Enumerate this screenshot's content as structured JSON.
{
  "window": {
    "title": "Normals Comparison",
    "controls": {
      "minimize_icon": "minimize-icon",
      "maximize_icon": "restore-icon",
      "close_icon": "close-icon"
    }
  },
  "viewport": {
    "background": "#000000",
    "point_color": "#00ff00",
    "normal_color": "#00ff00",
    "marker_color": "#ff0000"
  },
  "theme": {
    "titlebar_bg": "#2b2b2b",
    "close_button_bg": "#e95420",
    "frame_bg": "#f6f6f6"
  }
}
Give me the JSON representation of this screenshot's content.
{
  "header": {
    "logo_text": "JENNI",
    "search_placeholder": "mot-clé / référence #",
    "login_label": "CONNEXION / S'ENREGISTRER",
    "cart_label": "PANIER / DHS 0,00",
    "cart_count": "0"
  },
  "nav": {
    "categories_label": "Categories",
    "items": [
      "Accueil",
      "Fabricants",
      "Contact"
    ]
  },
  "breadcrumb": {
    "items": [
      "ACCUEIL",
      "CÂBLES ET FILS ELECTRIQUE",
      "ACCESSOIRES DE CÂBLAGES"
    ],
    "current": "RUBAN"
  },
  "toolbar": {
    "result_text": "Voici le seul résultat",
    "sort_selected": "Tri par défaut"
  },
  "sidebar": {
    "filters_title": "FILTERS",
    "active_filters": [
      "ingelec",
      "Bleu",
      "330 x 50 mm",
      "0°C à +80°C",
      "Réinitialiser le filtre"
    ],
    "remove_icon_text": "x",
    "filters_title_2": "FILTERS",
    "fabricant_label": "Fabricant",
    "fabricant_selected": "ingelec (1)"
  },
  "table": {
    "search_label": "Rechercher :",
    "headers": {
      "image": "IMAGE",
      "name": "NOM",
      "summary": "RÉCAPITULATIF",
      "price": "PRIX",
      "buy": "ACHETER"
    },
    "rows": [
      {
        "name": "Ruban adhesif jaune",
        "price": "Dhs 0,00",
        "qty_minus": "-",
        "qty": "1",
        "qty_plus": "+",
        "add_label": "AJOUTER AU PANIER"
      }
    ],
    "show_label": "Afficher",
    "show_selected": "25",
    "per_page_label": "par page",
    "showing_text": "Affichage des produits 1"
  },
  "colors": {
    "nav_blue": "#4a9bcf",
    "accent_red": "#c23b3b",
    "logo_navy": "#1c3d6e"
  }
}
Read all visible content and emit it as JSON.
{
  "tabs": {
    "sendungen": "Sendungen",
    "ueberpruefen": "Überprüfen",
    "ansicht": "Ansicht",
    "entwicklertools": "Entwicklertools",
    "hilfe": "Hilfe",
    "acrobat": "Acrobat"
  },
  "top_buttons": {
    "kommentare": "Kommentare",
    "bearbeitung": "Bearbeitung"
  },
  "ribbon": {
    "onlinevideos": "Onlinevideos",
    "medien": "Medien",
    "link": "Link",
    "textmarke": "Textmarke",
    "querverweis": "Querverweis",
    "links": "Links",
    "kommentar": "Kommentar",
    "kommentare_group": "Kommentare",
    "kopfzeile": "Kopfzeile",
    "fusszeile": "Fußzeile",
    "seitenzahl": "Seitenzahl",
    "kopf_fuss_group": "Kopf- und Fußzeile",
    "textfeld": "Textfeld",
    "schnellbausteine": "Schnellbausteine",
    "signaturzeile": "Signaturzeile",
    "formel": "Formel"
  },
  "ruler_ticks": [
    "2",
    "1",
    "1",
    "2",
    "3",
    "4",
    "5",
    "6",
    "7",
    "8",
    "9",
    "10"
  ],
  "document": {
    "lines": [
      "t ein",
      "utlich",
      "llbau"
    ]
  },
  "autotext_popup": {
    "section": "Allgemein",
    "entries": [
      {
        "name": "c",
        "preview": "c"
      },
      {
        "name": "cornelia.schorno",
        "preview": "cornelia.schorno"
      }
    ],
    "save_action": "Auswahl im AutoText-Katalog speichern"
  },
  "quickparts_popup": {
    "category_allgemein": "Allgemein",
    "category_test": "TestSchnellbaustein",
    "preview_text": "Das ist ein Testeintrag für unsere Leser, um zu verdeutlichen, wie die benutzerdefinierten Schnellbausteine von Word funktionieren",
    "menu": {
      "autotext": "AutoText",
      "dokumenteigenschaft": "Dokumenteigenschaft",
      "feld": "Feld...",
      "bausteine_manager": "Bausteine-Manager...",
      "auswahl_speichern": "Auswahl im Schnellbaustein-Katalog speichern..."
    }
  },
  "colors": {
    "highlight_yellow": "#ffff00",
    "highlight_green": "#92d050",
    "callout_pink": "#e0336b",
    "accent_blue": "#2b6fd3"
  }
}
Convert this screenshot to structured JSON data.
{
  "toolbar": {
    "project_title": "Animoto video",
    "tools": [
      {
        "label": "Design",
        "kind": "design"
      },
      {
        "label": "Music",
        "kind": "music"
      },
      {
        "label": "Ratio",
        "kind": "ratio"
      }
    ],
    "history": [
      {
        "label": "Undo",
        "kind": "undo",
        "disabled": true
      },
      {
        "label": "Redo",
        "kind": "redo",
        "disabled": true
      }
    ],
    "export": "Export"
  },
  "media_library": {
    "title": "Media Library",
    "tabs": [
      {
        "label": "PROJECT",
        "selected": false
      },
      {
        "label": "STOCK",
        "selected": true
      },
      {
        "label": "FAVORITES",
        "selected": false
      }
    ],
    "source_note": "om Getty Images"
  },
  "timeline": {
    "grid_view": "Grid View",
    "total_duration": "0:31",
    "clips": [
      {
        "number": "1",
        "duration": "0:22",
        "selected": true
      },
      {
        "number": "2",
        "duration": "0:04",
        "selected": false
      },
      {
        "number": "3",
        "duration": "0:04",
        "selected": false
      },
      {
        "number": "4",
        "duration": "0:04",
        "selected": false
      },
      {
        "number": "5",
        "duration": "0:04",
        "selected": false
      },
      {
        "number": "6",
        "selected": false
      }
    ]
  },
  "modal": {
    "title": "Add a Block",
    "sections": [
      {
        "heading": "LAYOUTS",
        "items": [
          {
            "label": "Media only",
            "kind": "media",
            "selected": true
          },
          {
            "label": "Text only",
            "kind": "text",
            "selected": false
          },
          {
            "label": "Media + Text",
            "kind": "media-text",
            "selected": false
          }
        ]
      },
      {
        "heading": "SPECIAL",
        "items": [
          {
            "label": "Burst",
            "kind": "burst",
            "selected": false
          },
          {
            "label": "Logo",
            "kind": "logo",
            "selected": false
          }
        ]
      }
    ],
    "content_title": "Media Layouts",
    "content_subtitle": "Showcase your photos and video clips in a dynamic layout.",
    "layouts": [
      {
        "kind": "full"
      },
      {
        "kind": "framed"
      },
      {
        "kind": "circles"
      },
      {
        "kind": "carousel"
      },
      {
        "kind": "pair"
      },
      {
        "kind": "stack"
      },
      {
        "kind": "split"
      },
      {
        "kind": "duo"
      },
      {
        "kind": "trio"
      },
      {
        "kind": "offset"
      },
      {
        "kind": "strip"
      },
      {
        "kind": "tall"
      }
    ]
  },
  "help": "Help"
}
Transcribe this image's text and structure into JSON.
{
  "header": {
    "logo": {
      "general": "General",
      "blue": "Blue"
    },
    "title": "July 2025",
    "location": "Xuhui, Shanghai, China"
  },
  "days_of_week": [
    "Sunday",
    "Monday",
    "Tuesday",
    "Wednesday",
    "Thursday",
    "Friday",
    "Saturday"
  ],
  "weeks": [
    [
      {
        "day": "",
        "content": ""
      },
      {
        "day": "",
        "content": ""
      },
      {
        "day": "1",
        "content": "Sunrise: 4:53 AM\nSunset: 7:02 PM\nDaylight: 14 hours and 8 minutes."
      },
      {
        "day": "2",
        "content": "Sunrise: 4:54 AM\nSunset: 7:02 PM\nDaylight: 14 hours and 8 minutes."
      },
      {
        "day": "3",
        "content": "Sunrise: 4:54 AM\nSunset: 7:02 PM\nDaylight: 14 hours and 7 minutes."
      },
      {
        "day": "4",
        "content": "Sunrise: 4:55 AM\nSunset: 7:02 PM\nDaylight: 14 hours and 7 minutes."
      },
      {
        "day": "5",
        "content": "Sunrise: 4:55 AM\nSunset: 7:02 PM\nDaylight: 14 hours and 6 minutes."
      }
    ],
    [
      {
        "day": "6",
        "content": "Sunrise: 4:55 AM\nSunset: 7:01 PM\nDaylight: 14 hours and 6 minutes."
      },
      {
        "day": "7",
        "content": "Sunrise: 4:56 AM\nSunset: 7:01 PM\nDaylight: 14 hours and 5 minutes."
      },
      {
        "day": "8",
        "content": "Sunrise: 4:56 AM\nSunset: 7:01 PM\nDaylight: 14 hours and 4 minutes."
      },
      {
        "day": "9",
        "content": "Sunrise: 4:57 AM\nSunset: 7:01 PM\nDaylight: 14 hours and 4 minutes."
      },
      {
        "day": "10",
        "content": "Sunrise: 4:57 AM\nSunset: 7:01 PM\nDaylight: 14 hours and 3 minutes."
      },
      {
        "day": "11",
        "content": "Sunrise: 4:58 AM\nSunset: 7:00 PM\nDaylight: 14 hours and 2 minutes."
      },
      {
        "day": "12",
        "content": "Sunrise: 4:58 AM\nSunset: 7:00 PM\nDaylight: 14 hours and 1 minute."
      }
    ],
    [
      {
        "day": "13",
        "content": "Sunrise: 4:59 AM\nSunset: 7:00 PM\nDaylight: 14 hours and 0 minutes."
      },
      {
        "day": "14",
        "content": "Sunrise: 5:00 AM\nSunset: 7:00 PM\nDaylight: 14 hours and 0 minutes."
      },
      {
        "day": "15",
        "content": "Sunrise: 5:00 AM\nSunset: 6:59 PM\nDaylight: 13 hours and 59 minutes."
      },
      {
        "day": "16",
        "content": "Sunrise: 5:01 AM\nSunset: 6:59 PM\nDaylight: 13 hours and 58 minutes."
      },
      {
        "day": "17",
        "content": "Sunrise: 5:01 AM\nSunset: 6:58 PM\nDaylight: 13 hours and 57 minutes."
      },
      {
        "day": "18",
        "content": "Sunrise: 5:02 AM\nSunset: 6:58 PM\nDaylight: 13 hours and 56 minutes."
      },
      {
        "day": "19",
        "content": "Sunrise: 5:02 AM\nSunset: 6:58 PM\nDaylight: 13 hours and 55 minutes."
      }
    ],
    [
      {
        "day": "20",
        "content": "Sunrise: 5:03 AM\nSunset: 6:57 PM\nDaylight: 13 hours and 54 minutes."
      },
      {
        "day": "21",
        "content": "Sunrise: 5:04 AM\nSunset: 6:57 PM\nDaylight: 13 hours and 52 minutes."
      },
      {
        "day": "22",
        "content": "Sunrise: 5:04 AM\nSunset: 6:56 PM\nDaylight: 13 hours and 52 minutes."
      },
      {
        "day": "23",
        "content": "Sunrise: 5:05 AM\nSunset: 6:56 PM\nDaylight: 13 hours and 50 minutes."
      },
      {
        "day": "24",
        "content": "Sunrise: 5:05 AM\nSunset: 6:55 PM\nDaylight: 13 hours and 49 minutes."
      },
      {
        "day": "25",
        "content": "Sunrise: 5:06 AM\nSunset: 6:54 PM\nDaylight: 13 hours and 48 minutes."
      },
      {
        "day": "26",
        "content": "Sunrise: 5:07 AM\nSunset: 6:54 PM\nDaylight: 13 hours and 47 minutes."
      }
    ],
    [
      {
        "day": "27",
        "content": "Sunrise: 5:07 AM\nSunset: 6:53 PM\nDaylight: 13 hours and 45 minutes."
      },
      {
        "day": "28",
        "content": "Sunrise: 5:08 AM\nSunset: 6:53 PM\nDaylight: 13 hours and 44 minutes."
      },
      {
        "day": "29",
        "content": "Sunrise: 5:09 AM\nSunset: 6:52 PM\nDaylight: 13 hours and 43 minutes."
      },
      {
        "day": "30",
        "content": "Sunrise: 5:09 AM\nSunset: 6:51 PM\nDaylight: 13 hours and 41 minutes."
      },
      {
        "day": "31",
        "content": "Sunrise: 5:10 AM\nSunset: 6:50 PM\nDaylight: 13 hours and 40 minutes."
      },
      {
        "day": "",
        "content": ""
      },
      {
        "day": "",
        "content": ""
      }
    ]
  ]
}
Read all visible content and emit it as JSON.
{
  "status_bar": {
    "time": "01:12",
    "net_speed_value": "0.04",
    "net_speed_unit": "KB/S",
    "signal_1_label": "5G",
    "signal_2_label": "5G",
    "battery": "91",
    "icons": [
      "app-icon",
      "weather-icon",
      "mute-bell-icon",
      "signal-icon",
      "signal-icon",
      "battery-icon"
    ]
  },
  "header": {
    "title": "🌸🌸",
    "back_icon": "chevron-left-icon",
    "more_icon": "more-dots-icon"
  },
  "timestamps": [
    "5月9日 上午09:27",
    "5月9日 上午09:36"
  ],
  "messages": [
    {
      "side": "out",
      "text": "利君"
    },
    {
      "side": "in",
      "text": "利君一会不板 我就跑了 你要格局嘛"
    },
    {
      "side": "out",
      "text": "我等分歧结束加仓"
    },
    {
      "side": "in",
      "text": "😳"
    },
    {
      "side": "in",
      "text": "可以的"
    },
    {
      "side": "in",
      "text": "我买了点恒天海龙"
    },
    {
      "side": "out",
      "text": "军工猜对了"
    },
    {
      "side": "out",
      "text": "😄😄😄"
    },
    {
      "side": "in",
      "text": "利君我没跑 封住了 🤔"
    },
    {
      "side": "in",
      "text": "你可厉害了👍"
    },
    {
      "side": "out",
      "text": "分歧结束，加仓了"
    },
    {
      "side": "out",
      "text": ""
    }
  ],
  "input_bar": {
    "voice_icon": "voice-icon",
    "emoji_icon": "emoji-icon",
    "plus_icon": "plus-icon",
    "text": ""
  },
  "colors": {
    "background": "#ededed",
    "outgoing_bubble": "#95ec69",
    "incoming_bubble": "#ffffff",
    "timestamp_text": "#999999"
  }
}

------------

WORK REQUIRED:
Copy each line that holds the word "Allgemein".

RESULT FOR THIS TASK:
    "section": "Allgemein",
    "category_allgemein": "Allgemein",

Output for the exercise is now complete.